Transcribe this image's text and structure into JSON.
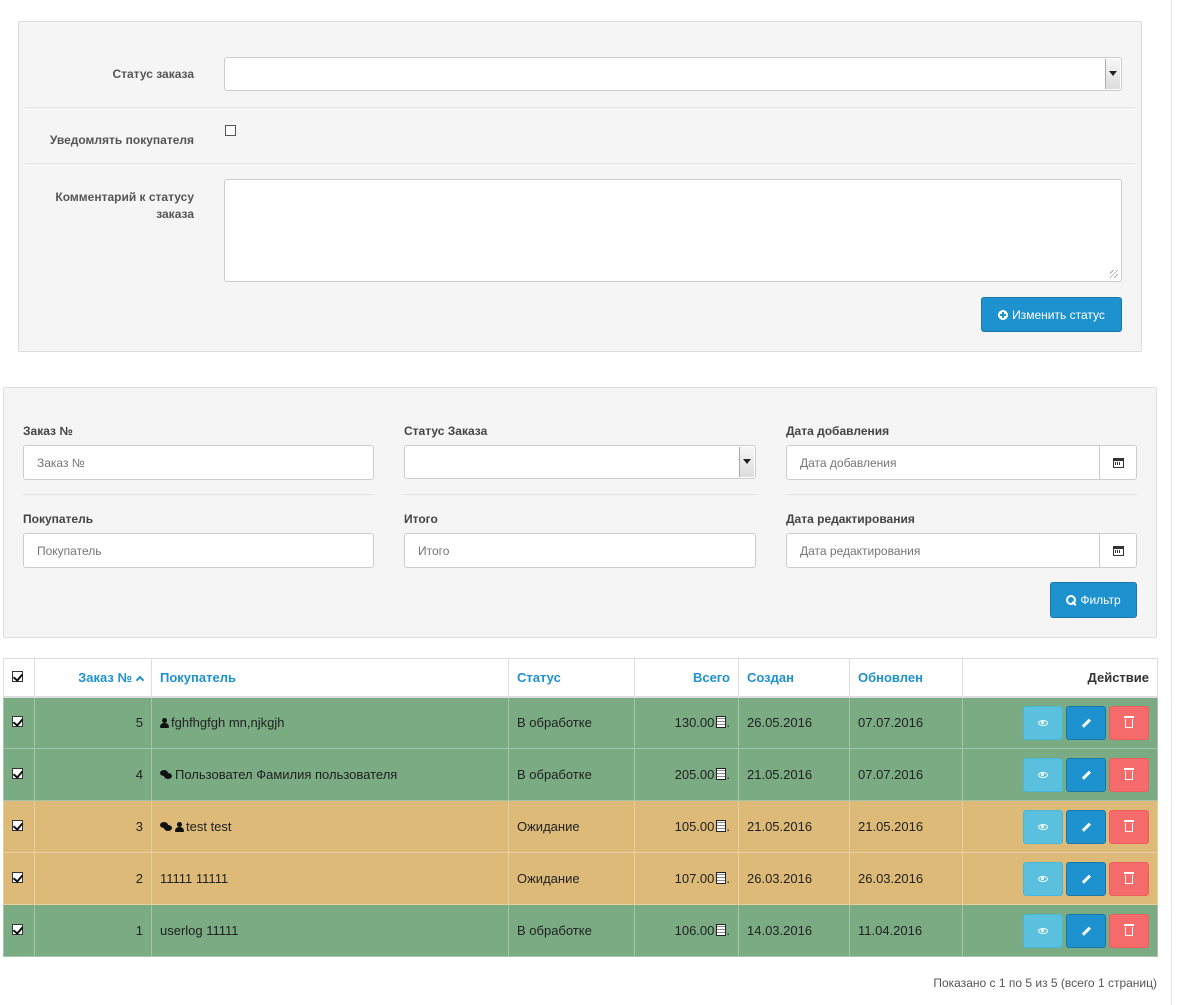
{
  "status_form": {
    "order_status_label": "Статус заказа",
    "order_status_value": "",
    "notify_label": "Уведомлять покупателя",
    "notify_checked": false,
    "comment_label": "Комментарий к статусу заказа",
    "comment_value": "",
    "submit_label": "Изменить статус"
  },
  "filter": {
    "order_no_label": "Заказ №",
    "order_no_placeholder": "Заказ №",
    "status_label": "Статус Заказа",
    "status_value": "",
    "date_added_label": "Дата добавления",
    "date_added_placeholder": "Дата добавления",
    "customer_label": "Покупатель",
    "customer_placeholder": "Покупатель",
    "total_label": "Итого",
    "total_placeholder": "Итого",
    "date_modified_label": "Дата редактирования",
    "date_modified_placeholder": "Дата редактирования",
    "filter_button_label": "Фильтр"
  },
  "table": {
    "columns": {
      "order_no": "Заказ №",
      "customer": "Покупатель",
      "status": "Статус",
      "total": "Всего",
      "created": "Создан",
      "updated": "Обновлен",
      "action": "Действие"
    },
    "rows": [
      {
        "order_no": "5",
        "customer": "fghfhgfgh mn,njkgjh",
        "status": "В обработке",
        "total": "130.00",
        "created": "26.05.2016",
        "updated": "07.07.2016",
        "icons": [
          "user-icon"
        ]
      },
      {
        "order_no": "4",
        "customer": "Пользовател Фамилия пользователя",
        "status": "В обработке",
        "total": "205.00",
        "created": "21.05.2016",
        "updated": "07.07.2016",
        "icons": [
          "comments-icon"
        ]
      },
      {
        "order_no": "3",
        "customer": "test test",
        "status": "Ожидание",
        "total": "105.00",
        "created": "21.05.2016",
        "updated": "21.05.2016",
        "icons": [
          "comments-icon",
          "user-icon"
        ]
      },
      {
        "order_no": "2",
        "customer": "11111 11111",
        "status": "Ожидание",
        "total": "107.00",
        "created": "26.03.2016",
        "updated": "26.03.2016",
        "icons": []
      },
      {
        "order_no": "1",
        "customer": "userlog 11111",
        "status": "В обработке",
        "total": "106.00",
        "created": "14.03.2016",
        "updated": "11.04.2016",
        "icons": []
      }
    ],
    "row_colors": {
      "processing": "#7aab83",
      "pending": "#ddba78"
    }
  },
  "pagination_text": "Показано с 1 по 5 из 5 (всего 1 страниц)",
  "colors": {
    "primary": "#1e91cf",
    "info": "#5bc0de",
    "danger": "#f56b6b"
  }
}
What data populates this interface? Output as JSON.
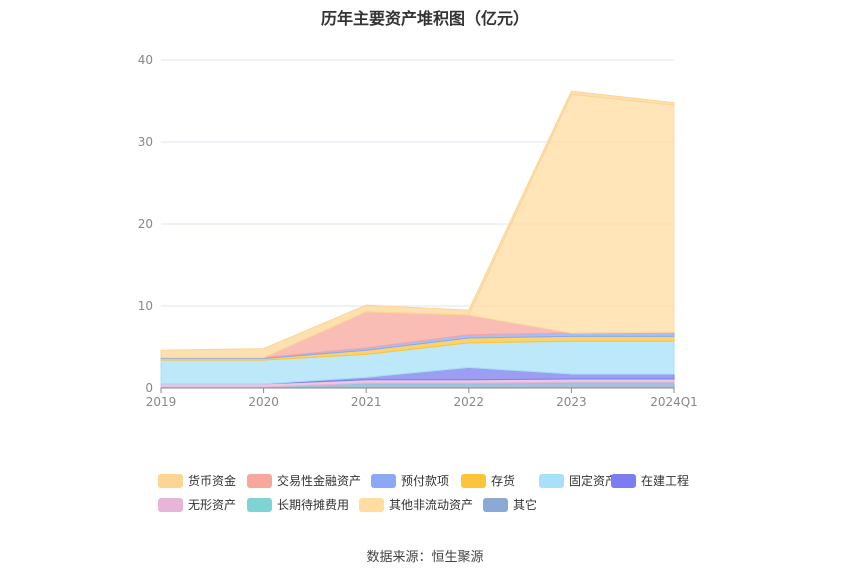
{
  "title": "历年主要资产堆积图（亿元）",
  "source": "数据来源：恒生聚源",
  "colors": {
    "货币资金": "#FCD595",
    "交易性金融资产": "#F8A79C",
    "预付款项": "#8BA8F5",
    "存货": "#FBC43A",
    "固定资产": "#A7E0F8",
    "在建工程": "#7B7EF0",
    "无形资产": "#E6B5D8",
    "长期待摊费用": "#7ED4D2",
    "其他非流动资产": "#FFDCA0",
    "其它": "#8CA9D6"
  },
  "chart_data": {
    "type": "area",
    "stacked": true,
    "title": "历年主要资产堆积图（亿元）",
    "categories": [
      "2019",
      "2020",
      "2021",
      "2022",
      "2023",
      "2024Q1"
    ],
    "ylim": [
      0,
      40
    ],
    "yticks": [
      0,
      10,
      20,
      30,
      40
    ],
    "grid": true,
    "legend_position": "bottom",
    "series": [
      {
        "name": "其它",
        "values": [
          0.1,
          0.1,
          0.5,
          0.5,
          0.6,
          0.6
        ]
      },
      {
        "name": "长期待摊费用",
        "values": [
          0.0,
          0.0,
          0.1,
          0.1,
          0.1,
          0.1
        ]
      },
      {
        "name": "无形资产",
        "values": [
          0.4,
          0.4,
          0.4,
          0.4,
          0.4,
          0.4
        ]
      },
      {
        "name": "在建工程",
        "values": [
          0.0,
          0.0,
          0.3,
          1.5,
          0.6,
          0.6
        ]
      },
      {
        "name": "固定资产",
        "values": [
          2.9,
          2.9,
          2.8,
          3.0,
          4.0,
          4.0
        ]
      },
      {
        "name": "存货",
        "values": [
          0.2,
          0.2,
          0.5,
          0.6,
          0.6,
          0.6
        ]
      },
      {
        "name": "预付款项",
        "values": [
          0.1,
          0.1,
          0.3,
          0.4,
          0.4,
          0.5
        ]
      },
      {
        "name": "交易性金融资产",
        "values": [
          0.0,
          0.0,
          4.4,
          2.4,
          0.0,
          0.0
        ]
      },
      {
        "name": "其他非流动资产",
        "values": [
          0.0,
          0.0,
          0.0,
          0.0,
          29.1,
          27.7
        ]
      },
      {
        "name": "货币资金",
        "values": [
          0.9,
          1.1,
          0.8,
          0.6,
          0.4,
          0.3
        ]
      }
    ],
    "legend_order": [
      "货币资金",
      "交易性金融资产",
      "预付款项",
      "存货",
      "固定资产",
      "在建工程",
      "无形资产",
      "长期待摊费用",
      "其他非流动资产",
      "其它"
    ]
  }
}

• • • • • • •

WHAT YOU SHOULD DO: Which lines above contain "其他非流动资产"? Show each of them.

ANSWER FOR THIS EXERCISE:
    "其他非流动资产": "#FFDCA0",
        "name": "其他非流动资产",
      "其他非流动资产",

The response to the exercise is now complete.